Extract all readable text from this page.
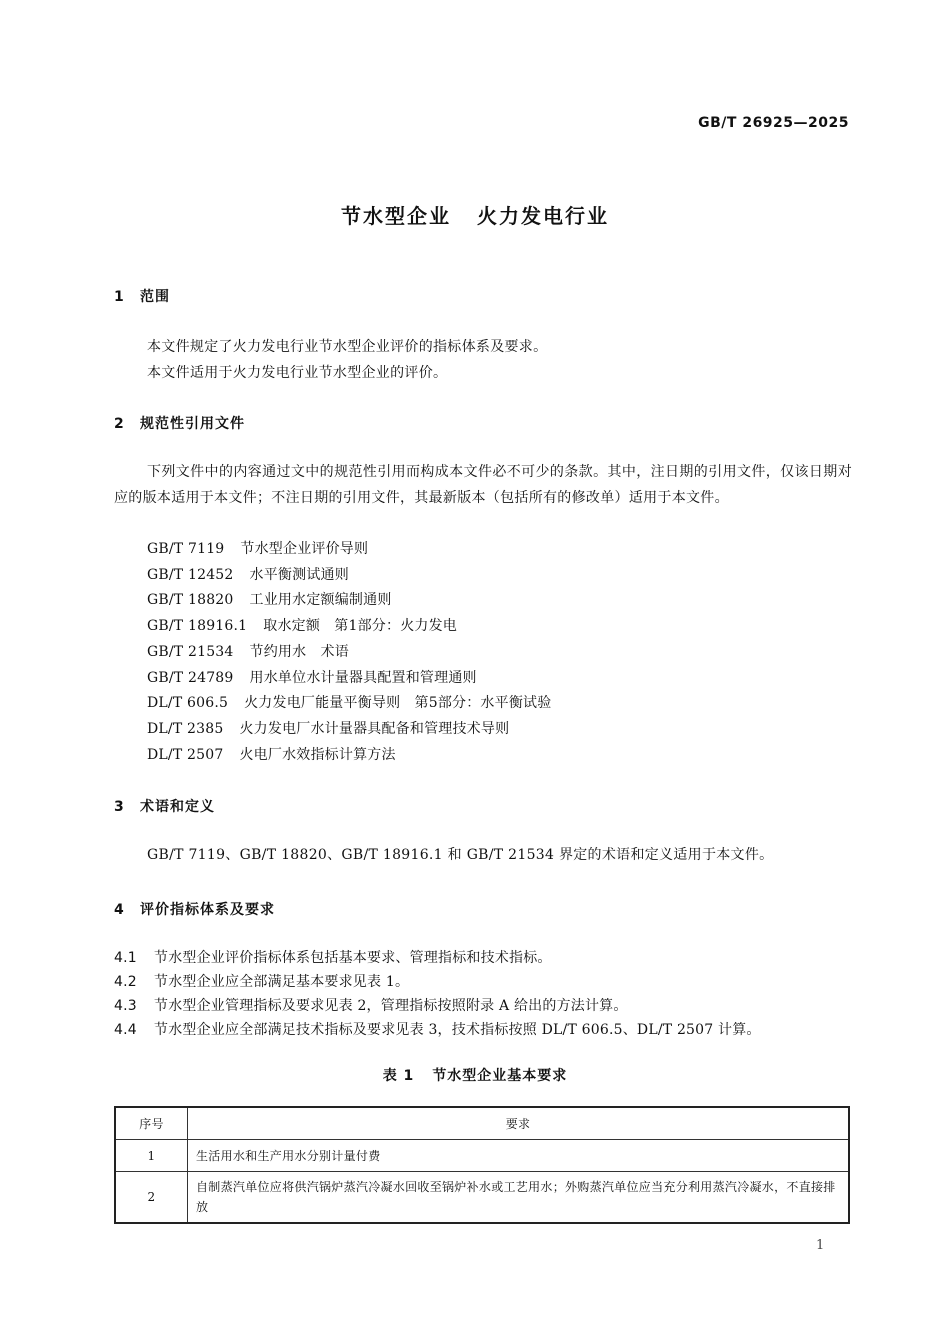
GB/T 26925—2025
节水型企业 火力发电行业
1 范围
本文件规定了火力发电行业节水型企业评价的指标体系及要求。
本文件适用于火力发电行业节水型企业的评价。
2 规范性引用文件
下列文件中的内容通过文中的规范性引用而构成本文件必不可少的条款。其中，注日期的引用文件，仅该日期对应的版本适用于本文件；不注日期的引用文件，其最新版本（包括所有的修改单）适用于本文件。
GB/T 7119 节水型企业评价导则
GB/T 12452 水平衡测试通则
GB/T 18820 工业用水定额编制通则
GB/T 18916.1 取水定额　第1部分：火力发电
GB/T 21534 节约用水　术语
GB/T 24789 用水单位水计量器具配置和管理通则
DL/T 606.5 火力发电厂能量平衡导则　第5部分：水平衡试验
DL/T 2385 火力发电厂水计量器具配备和管理技术导则
DL/T 2507 火电厂水效指标计算方法
3 术语和定义
GB/T 7119、GB/T 18820、GB/T 18916.1 和 GB/T 21534 界定的术语和定义适用于本文件。
4 评价指标体系及要求
4.1 节水型企业评价指标体系包括基本要求、管理指标和技术指标。
4.2 节水型企业应全部满足基本要求见表 1。
4.3 节水型企业管理指标及要求见表 2，管理指标按照附录 A 给出的方法计算。
4.4 节水型企业应全部满足技术指标及要求见表 3，技术指标按照 DL/T 606.5、DL/T 2507 计算。
表 1 节水型企业基本要求
序号	要求
1	生活用水和生产用水分别计量付费
2	自制蒸汽单位应将供汽锅炉蒸汽冷凝水回收至锅炉补水或工艺用水；外购蒸汽单位应当充分利用蒸汽冷凝水，不直接排放
1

## EXERCISE
All records should be output exactly, with the pictures left out.

## RESULT FOR THIS EXERCISE
Extract all readable text from this page.
GB/T 26925—2025
节水型企业 火力发电行业
1 范围
本文件规定了火力发电行业节水型企业评价的指标体系及要求。
本文件适用于火力发电行业节水型企业的评价。
2 规范性引用文件
下列文件中的内容通过文中的规范性引用而构成本文件必不可少的条款。其中，注日期的引用文件，仅该日期对应的版本适用于本文件；不注日期的引用文件，其最新版本（包括所有的修改单）适用于本文件。
GB/T 7119 节水型企业评价导则
GB/T 12452 水平衡测试通则
GB/T 18820 工业用水定额编制通则
GB/T 18916.1 取水定额　第1部分：火力发电
GB/T 21534 节约用水　术语
GB/T 24789 用水单位水计量器具配置和管理通则
DL/T 606.5 火力发电厂能量平衡导则　第5部分：水平衡试验
DL/T 2385 火力发电厂水计量器具配备和管理技术导则
DL/T 2507 火电厂水效指标计算方法
3 术语和定义
GB/T 7119、GB/T 18820、GB/T 18916.1 和 GB/T 21534 界定的术语和定义适用于本文件。
4 评价指标体系及要求
4.1 节水型企业评价指标体系包括基本要求、管理指标和技术指标。
4.2 节水型企业应全部满足基本要求见表 1。
4.3 节水型企业管理指标及要求见表 2，管理指标按照附录 A 给出的方法计算。
4.4 节水型企业应全部满足技术指标及要求见表 3，技术指标按照 DL/T 606.5、DL/T 2507 计算。
表 1 节水型企业基本要求
序号	要求
1	生活用水和生产用水分别计量付费
2	自制蒸汽单位应将供汽锅炉蒸汽冷凝水回收至锅炉补水或工艺用水；外购蒸汽单位应当充分利用蒸汽冷凝水，不直接排放
1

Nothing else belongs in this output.